Task to complete =
Tally the lines that hold the string "Contact", and reply with the count alone.

Records for this exercise =
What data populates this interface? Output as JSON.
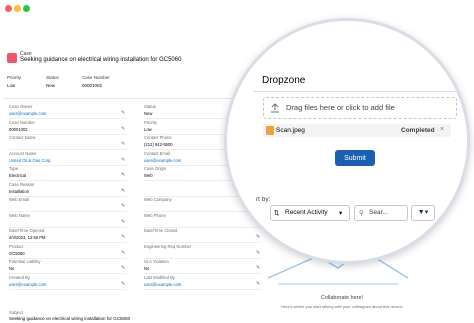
{
  "case_header": {
    "type_label": "Case",
    "title": "Seeking guidance on electrical wiring installation for GC5060",
    "fields": [
      {
        "label": "Priority",
        "value": "Low"
      },
      {
        "label": "Status",
        "value": "New"
      },
      {
        "label": "Case Number",
        "value": "00001002"
      }
    ]
  },
  "detail_fields": [
    {
      "label": "Case Owner",
      "value": "user@example.com",
      "link": true
    },
    {
      "label": "Status",
      "value": "New",
      "link": false
    },
    {
      "label": "Case Number",
      "value": "00001002",
      "link": false
    },
    {
      "label": "Priority",
      "value": "Low",
      "link": false
    },
    {
      "label": "Contact Name",
      "value": "",
      "link": false
    },
    {
      "label": "Contact Phone",
      "value": "(212) 842-5500",
      "link": false
    },
    {
      "label": "Account Name",
      "value": "United Oil & Gas Corp.",
      "link": true
    },
    {
      "label": "Contact Email",
      "value": "user@example.com",
      "link": true
    },
    {
      "label": "Type",
      "value": "Electrical",
      "link": false
    },
    {
      "label": "Case Origin",
      "value": "Web",
      "link": false
    },
    {
      "label": "Case Reason",
      "value": "Installation",
      "link": false
    },
    {
      "label": "",
      "value": "",
      "link": false
    },
    {
      "label": "Web Email",
      "value": "",
      "link": false
    },
    {
      "label": "Web Company",
      "value": "",
      "link": false
    },
    {
      "label": "Web Name",
      "value": "",
      "link": false
    },
    {
      "label": "Web Phone",
      "value": "",
      "link": false
    },
    {
      "label": "Date/Time Opened",
      "value": "4/3/2023, 12:50 PM",
      "link": false
    },
    {
      "label": "Date/Time Closed",
      "value": "",
      "link": false
    },
    {
      "label": "Product",
      "value": "GC5060",
      "link": false
    },
    {
      "label": "Engineering Req Number",
      "value": "",
      "link": false
    },
    {
      "label": "Potential Liability",
      "value": "No",
      "link": false
    },
    {
      "label": "SLA Violation",
      "value": "No",
      "link": false
    },
    {
      "label": "Created By",
      "value": "user@example.com",
      "link": true
    },
    {
      "label": "Last Modified By",
      "value": "user@example.com",
      "link": true
    }
  ],
  "subject": {
    "label": "Subject",
    "value": "Seeking guidance on electrical wiring installation for GC5060"
  },
  "dropzone": {
    "title": "Dropzone",
    "drop_text": "Drag files here or click to add file",
    "file": {
      "name": "Scan.jpeg",
      "status": "Completed"
    },
    "submit_label": "Submit"
  },
  "activity": {
    "by_text": "rt by:",
    "sort_value": "Recent Activity",
    "search_placeholder": "Sear...",
    "collab_title": "Collaborate here!",
    "collab_sub": "Here's where you start talking with your colleagues about this record."
  },
  "colors": {
    "accent": "#1b5fb2",
    "case_icon": "#f2536d",
    "link": "#0070d2"
  }
}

Reply to the task =
3